[Stored records]
---

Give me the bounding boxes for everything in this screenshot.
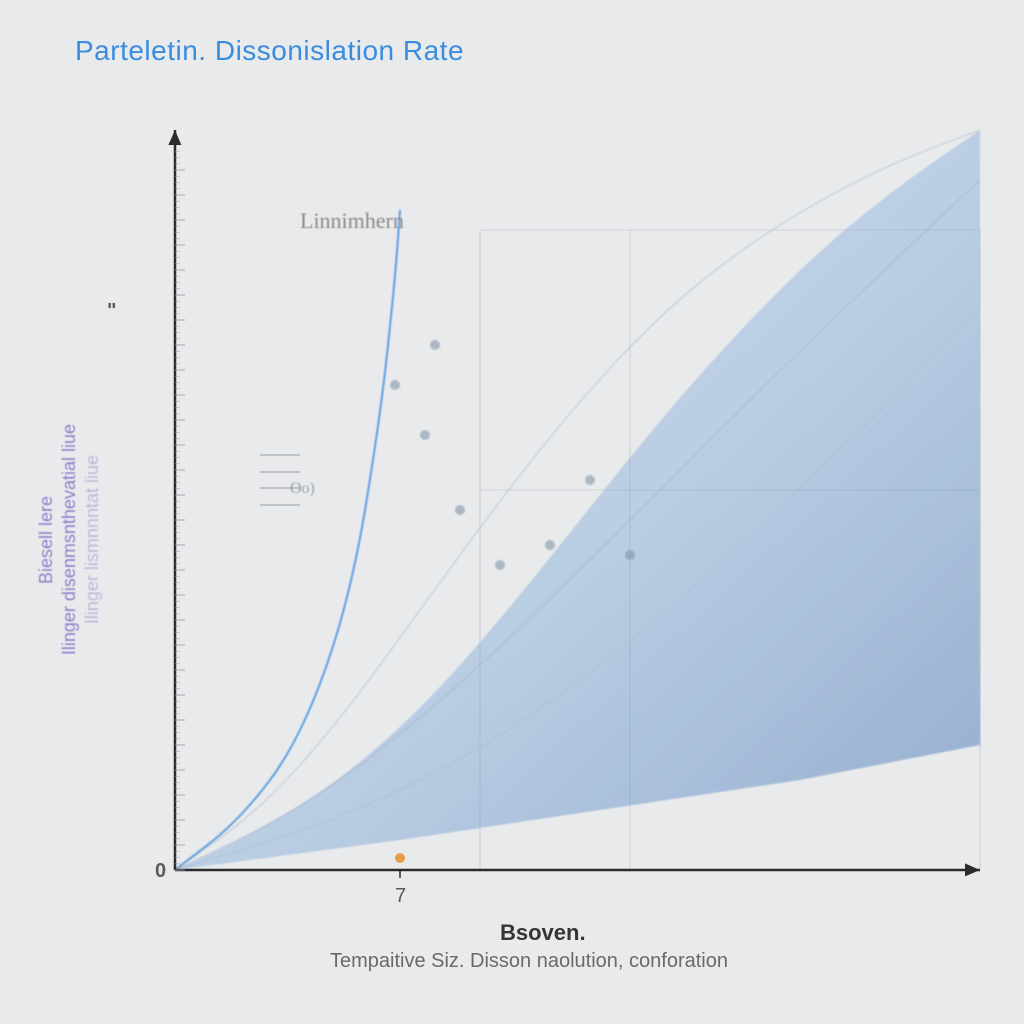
y-axis-label-part: Biesell lere [36,496,57,584]
legend-label: Linnimhern [300,208,404,234]
legend-sublabel: Oo) [290,480,315,498]
y-axis-label-part: Ilinger disenmsnthevatial liue [59,424,80,655]
area-series [175,130,980,870]
y-axis-label-part: Ilinger lismnnntat liue [82,455,103,624]
y-tick-0: 0 [155,860,166,883]
y-tick-marks [175,151,185,870]
y-axis-label: Biesell lereIlinger disenmsnthevatial li… [35,260,75,820]
plot-area [0,0,1024,1024]
x-axis-label-main: Bsoven. [500,920,586,946]
y-top-mark: " [107,300,116,323]
x-tick-7: 7 [395,885,406,908]
chart-canvas: Parteletin. Dissonislation Rate Biesell … [0,0,1024,1024]
x-axis-label-sub: Tempaitive Siz. Disson naolution, confor… [330,950,728,973]
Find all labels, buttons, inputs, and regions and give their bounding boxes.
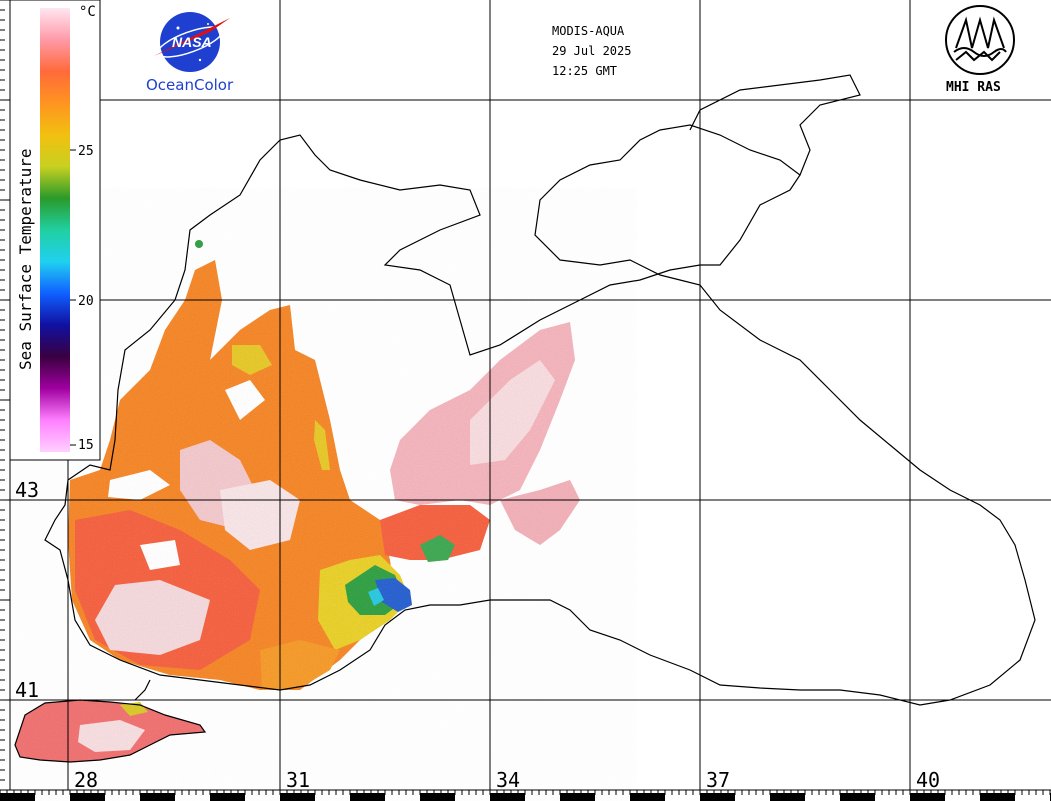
coast-azov bbox=[689, 74, 861, 176]
bottom-ruler-segment bbox=[70, 793, 105, 801]
sst-yellow-strip bbox=[314, 420, 330, 470]
bottom-ruler-segment bbox=[560, 793, 595, 801]
bottom-ruler-segment bbox=[350, 793, 385, 801]
bottom-ruler-segment bbox=[210, 793, 245, 801]
sst-pale-east bbox=[470, 360, 555, 465]
colorbar-tick-25: 25 bbox=[78, 144, 94, 159]
sst-overlay bbox=[15, 240, 580, 762]
cloud-gap-2 bbox=[140, 540, 180, 570]
lon-label-34: 34 bbox=[496, 768, 521, 792]
sst-green-east bbox=[420, 535, 455, 562]
bottom-ruler bbox=[0, 789, 1051, 801]
bottom-ruler-segment bbox=[0, 793, 35, 801]
sst-green-dot bbox=[195, 240, 203, 248]
nasa-logo-text: NASA bbox=[172, 34, 212, 50]
bottom-ruler-segment bbox=[630, 793, 665, 801]
sst-orange-south bbox=[260, 640, 340, 690]
sst-pink-east-2 bbox=[500, 480, 580, 545]
cloud-gap-1 bbox=[108, 470, 170, 500]
colorbar-title: Sea Surface Temperature bbox=[16, 148, 35, 370]
time-label: 12:25 GMT bbox=[552, 64, 618, 78]
colorbar-tick-15: 15 bbox=[78, 438, 94, 453]
cloud-gap-3 bbox=[225, 380, 265, 420]
date-label: 29 Jul 2025 bbox=[552, 44, 632, 58]
sst-red-south bbox=[380, 505, 490, 560]
bottom-ruler-segment bbox=[420, 793, 455, 801]
lon-label-40: 40 bbox=[916, 768, 941, 792]
lon-label-31: 31 bbox=[286, 768, 311, 792]
sensor-label: MODIS-AQUA bbox=[552, 24, 625, 38]
coast-bosporus bbox=[134, 679, 151, 701]
bottom-ruler-segment bbox=[770, 793, 805, 801]
bottom-ruler-segment bbox=[280, 793, 315, 801]
coast-north bbox=[44, 124, 1036, 706]
lat-lon-grid bbox=[10, 0, 1051, 790]
sst-blue-coast bbox=[375, 578, 412, 612]
colorbar-strip bbox=[40, 8, 76, 452]
mhi-ras-logo bbox=[945, 5, 1015, 75]
lat-label-43: 43 bbox=[15, 478, 40, 502]
bottom-ruler-segment bbox=[980, 793, 1015, 801]
left-ruler bbox=[0, 0, 11, 790]
bottom-ruler-segment bbox=[490, 793, 525, 801]
bottom-ruler-segment bbox=[910, 793, 945, 801]
sst-cyan-coast bbox=[368, 588, 384, 606]
bottom-ruler-segment bbox=[700, 793, 735, 801]
lon-label-37: 37 bbox=[706, 768, 731, 792]
nasa-logo bbox=[154, 12, 230, 72]
lon-label-28: 28 bbox=[74, 768, 99, 792]
sst-yellow-north bbox=[232, 345, 272, 375]
oceancolor-label: OceanColor bbox=[146, 76, 234, 94]
bottom-ruler-segment bbox=[140, 793, 175, 801]
sst-marmara-pale bbox=[78, 720, 145, 752]
colorbar-gradient bbox=[40, 8, 70, 452]
colorbar-unit: °C bbox=[79, 4, 96, 20]
lat-label-41: 41 bbox=[15, 678, 40, 702]
mhi-ras-label: MHI RAS bbox=[946, 80, 1001, 95]
sst-pale-west bbox=[95, 580, 210, 655]
bottom-ruler-segment bbox=[840, 793, 875, 801]
coast-marmara bbox=[14, 699, 207, 763]
colorbar-tick-20: 20 bbox=[78, 294, 94, 309]
coastline bbox=[14, 74, 1036, 763]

---

#### [Exercise directions]
Gather every line above that contains the word "south", and copy each one in full.

#### [Problem solution]
sst-orange-south bbox=[260, 640, 340, 690]
sst-red-south bbox=[380, 505, 490, 560]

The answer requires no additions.